Material shown:
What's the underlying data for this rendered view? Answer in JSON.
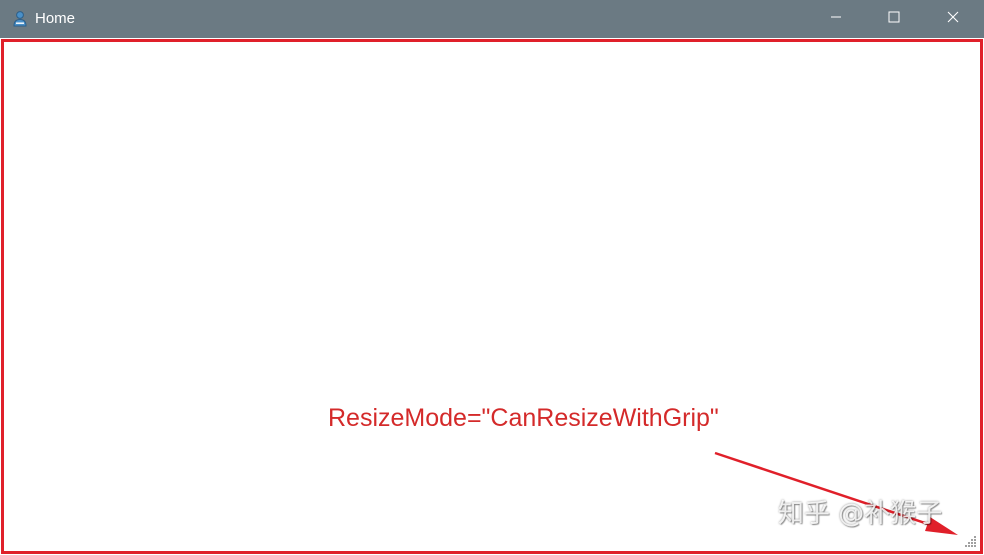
{
  "window": {
    "title": "Home",
    "app_icon": "person-icon",
    "titlebar_color": "#6b7a83"
  },
  "caption_buttons": {
    "minimize_icon": "minimize-icon",
    "maximize_icon": "maximize-icon",
    "close_icon": "close-icon"
  },
  "annotation": {
    "text": "ResizeMode=\"CanResizeWithGrip\"",
    "color": "#d42a2a",
    "frame_color": "#e0202a"
  },
  "watermark": {
    "text": "知乎 @补猴子"
  },
  "resize_grip": {
    "icon": "resize-grip-icon"
  }
}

What you should do: Transcribe the records above exactly as they appear, leaving out any pictures.

Solution to the problem:
What's the underlying data for this rendered view? Answer in JSON.
{
  "window": {
    "title": "Home",
    "app_icon": "person-icon",
    "titlebar_color": "#6b7a83"
  },
  "caption_buttons": {
    "minimize_icon": "minimize-icon",
    "maximize_icon": "maximize-icon",
    "close_icon": "close-icon"
  },
  "annotation": {
    "text": "ResizeMode=\"CanResizeWithGrip\"",
    "color": "#d42a2a",
    "frame_color": "#e0202a"
  },
  "watermark": {
    "text": "知乎 @补猴子"
  },
  "resize_grip": {
    "icon": "resize-grip-icon"
  }
}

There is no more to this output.